··· Document excerpt ···
Transcription Below
Transcription
This book was choc-full of achievement-centric concepts all seamlessly tied together and explained under the arch of grit, while throughout stopping at pit-stops for entertaining stories and anecdotes.
Quick Intro
This book is 352 pages hardcover and nine hours 22 minutes audible.
This book is described on Amazon as follows,
"Among Grit’s most valuable insights:
*Why any effort you make ultimately counts twice toward your goal *How grit can be learned, regardless of I.Q. or circumstances *How lifelong interest is triggered *How much of optimal practice is suffering and how much ecstasy *Which is better for your child—a warm embrace or high standards *The magic of the Hard Thing Rule
Winningly personal, insightful, and even life-changing, Grit is a book about what goes through your head when you fall down, and how that—not talent or luck—makes all the difference."
So, what are three things we can use from this book?
··· Stored records ···
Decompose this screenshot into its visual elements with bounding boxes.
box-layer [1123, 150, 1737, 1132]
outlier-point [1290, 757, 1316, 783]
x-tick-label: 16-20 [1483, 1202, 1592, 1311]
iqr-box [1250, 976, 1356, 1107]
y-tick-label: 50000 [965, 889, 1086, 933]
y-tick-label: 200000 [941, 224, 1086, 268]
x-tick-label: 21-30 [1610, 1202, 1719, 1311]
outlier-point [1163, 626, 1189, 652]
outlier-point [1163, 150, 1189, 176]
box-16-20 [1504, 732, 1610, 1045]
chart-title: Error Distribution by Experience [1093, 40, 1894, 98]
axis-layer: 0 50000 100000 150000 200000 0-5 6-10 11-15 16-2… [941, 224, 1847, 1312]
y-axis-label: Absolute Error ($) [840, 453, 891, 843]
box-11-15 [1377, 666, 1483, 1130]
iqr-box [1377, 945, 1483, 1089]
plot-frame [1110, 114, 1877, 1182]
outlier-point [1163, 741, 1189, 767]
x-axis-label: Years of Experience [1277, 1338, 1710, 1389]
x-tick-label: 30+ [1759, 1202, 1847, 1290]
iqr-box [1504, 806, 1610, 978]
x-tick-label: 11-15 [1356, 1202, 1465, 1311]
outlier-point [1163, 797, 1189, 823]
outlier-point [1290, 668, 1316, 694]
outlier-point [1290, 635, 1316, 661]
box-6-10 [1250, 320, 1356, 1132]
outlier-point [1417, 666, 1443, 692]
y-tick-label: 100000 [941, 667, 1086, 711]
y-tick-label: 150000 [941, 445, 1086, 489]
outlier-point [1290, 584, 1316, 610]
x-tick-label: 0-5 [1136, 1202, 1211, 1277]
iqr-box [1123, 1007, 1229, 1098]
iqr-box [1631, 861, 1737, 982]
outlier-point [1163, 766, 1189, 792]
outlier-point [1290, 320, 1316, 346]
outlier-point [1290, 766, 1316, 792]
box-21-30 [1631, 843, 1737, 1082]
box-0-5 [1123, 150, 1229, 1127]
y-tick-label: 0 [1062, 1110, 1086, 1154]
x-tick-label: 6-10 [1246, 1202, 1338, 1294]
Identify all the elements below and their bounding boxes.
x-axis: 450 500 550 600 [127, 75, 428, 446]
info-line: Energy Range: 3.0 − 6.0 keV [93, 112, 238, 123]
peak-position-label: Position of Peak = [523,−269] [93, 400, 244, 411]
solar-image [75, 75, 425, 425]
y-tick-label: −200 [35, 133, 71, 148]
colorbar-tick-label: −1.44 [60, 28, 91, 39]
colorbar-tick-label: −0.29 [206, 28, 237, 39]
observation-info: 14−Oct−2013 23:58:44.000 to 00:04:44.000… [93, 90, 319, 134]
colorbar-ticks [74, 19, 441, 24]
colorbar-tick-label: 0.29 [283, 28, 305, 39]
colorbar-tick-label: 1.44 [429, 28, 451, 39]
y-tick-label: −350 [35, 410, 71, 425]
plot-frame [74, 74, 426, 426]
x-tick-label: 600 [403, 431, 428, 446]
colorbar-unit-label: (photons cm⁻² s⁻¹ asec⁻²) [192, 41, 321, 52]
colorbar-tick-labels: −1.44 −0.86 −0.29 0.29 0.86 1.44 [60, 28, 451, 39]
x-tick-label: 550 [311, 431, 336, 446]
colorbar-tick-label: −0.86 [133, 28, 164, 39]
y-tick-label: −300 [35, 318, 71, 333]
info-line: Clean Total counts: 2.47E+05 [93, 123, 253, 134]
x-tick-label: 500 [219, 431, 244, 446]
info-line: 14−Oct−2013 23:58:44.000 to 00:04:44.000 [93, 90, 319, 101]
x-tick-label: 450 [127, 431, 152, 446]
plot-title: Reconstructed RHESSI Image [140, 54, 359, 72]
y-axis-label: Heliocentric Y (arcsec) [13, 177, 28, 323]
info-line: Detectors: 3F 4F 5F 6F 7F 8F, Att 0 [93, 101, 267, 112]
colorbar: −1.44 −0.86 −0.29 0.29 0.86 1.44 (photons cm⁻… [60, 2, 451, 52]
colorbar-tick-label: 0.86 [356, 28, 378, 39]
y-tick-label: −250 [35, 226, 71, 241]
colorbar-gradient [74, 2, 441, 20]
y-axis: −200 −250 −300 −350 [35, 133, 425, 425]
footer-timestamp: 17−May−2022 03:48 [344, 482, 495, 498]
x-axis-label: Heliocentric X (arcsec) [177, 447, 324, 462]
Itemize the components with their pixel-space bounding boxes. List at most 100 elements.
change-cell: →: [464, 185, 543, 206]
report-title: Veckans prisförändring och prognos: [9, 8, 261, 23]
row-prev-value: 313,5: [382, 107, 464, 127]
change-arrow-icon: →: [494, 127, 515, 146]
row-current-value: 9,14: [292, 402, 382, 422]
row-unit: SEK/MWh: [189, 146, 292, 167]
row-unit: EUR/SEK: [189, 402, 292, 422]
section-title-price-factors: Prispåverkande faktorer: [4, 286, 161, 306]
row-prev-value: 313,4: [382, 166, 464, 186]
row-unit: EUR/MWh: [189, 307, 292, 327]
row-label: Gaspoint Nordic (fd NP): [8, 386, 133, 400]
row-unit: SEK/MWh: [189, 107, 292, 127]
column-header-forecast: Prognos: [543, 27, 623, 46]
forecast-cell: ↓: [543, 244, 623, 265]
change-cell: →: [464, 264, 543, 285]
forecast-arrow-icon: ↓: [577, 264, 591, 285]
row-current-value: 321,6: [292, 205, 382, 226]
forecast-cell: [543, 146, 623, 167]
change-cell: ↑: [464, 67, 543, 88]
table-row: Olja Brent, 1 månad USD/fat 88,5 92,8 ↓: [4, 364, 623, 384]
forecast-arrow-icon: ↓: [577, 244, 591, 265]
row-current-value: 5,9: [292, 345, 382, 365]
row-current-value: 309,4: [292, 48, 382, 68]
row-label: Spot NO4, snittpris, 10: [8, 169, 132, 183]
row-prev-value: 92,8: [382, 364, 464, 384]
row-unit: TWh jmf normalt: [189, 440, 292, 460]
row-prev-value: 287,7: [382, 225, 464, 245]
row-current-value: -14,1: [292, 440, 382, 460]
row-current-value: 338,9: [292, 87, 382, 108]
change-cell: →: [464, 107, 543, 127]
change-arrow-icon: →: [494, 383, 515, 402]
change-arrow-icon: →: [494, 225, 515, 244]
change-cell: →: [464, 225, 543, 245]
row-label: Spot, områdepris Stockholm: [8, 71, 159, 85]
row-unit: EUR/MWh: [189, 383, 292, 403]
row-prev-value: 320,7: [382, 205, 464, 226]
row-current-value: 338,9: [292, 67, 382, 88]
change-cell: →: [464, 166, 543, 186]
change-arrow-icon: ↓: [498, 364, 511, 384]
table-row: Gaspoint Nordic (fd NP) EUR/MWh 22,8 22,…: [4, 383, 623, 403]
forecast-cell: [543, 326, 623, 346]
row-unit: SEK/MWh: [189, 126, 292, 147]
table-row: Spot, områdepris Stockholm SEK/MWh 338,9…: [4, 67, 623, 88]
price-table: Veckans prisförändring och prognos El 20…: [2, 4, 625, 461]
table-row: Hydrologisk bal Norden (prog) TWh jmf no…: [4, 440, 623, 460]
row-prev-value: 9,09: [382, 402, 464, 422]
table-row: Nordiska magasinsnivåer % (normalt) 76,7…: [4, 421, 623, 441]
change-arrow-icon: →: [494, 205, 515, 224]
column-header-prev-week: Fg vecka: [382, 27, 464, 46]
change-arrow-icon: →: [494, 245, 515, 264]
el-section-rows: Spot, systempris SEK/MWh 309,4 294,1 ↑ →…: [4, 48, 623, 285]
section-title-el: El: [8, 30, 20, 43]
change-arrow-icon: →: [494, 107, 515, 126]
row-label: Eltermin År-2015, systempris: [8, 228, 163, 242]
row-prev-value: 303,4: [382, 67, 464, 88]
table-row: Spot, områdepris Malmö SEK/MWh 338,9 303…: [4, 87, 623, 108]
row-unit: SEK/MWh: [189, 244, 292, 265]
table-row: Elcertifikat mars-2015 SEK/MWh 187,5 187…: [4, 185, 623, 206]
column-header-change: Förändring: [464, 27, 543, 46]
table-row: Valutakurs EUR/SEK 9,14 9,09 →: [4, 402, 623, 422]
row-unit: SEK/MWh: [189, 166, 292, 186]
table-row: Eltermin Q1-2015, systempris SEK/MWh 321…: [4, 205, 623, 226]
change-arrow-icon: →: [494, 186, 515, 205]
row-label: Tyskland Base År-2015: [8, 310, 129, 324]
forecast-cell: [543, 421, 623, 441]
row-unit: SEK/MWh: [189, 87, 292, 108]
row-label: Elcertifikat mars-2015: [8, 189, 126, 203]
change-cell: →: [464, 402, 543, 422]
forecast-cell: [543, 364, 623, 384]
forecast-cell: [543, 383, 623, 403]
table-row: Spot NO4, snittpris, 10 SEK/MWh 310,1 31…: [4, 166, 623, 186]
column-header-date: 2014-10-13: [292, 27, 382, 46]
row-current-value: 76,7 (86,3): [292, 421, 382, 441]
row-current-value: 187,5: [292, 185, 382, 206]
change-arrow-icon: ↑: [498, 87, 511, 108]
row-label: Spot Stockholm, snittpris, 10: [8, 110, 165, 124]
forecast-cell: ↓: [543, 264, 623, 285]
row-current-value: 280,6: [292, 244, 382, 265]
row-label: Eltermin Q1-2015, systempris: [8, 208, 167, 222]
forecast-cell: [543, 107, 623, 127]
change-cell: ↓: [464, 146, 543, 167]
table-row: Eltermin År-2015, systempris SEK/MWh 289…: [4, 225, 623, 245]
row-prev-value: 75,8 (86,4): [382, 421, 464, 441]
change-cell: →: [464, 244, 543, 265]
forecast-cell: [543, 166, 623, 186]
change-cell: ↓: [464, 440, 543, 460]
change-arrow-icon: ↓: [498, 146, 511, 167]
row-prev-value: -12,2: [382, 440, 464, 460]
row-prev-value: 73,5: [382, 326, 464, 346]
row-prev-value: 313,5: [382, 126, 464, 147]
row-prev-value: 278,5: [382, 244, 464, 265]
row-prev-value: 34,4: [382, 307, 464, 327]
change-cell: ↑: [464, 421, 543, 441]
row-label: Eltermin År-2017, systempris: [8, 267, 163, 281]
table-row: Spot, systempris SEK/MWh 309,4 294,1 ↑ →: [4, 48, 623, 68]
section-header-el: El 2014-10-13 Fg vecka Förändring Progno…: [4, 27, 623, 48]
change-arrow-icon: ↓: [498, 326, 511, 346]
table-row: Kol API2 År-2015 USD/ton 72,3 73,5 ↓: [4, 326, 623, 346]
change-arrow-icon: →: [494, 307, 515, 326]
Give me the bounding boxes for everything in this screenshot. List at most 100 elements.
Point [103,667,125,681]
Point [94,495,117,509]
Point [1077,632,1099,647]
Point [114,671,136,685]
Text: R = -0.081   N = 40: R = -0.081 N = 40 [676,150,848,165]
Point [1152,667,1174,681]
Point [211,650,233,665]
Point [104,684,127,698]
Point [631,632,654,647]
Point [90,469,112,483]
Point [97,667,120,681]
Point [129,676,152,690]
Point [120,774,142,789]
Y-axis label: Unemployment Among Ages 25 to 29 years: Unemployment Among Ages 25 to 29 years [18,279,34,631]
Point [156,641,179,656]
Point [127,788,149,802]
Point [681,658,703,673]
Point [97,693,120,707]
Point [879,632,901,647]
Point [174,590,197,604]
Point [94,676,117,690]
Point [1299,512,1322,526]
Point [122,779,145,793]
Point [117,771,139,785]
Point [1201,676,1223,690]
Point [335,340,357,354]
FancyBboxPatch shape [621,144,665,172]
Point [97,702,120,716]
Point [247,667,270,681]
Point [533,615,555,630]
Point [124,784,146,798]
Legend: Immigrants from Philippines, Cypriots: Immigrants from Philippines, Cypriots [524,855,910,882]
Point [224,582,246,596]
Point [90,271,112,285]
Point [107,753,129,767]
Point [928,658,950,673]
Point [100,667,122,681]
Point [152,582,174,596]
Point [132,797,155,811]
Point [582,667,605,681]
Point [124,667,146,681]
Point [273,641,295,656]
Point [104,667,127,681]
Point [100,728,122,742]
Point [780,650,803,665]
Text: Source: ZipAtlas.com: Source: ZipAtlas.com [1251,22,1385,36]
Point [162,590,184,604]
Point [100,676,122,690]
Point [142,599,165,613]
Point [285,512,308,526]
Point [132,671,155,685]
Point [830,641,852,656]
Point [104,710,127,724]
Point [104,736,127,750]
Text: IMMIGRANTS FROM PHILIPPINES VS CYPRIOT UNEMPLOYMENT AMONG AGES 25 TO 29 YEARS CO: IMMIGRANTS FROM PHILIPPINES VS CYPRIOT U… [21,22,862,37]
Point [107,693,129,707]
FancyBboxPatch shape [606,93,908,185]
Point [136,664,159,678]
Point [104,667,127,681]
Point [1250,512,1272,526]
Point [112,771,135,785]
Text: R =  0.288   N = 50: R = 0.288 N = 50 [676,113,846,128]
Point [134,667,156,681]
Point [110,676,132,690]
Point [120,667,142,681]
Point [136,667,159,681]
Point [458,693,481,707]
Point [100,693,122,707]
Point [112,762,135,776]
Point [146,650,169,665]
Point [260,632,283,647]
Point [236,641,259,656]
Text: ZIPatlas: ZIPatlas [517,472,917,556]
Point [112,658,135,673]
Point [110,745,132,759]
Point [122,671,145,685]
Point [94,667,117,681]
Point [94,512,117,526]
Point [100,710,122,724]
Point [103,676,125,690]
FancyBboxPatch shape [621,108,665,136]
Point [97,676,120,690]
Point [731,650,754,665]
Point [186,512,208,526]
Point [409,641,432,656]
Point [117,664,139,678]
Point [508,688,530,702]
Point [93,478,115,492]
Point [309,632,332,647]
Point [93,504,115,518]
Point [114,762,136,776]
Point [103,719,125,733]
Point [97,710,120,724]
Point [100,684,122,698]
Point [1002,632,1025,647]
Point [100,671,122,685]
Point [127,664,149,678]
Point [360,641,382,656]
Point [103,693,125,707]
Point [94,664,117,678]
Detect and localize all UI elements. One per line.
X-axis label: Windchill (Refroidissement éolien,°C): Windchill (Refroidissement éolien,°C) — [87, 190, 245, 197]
···
Tasks to carry out
A) Do these statements agree with the Grit transcription? For each, answer yes or no and quote the words from the text that decide it. (i) The book runs 352 pages in hardcover. (ii) The audio version lasts more than ten hours. (iii) The quoted description says grit can be learned regardless of I.Q. or circumstances.
B) In the Grit transcription, what does the Amazon description say makes all the difference, instead of talent or luck?

Answers to the exercises
A)
(i) Yes: "This book is 352 pages hardcover"
(ii) No: "nine hours 22 minutes audible"
(iii) Yes: "How grit can be learned, regardless of I.Q. or circumstances"

B) What goes through your head when you fall down.